:: AIM ::
Copy out all the records exactly.

:: PROVIDED ENTRIES ::

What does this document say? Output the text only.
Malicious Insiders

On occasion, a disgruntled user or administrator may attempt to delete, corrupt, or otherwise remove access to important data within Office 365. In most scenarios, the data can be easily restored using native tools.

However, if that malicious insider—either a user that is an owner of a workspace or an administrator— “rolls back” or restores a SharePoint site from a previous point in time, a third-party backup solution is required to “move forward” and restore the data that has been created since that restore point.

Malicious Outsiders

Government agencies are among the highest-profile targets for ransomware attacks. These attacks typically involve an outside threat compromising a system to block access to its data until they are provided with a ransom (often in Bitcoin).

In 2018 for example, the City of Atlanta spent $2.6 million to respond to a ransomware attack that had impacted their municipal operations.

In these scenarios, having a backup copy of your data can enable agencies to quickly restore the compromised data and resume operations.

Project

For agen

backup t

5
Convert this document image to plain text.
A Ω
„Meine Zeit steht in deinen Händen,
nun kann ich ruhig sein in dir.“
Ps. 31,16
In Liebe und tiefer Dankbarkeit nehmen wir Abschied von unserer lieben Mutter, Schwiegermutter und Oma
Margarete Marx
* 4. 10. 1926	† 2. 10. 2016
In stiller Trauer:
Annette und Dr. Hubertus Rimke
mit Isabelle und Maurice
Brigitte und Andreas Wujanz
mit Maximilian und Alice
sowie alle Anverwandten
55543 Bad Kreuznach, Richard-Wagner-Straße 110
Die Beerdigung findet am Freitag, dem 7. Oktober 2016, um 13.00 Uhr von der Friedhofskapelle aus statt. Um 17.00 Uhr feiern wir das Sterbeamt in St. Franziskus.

:: CORRECT RESPONSE ::
What does this document say? Output the text only.
Malicious Insiders

On occasion, a disgruntled user or administrator may attempt to delete, corrupt, or otherwise remove access to important data within Office 365. In most scenarios, the data can be easily restored using native tools.

However, if that malicious insider—either a user that is an owner of a workspace or an administrator— “rolls back” or restores a SharePoint site from a previous point in time, a third-party backup solution is required to “move forward” and restore the data that has been created since that restore point.

Malicious Outsiders

Government agencies are among the highest-profile targets for ransomware attacks. These attacks typically involve an outside threat compromising a system to block access to its data until they are provided with a ransom (often in Bitcoin).

In 2018 for example, the City of Atlanta spent $2.6 million to respond to a ransomware attack that had impacted their municipal operations.

In these scenarios, having a backup copy of your data can enable agencies to quickly restore the compromised data and resume operations.

Project

For agen

backup t

5
Convert this document image to plain text.
A Ω
„Meine Zeit steht in deinen Händen,
nun kann ich ruhig sein in dir.“
Ps. 31,16
In Liebe und tiefer Dankbarkeit nehmen wir Abschied von unserer lieben Mutter, Schwiegermutter und Oma
Margarete Marx
* 4. 10. 1926	† 2. 10. 2016
In stiller Trauer:
Annette und Dr. Hubertus Rimke
mit Isabelle und Maurice
Brigitte und Andreas Wujanz
mit Maximilian und Alice
sowie alle Anverwandten
55543 Bad Kreuznach, Richard-Wagner-Straße 110
Die Beerdigung findet am Freitag, dem 7. Oktober 2016, um 13.00 Uhr von der Friedhofskapelle aus statt. Um 17.00 Uhr feiern wir das Sterbeamt in St. Franziskus.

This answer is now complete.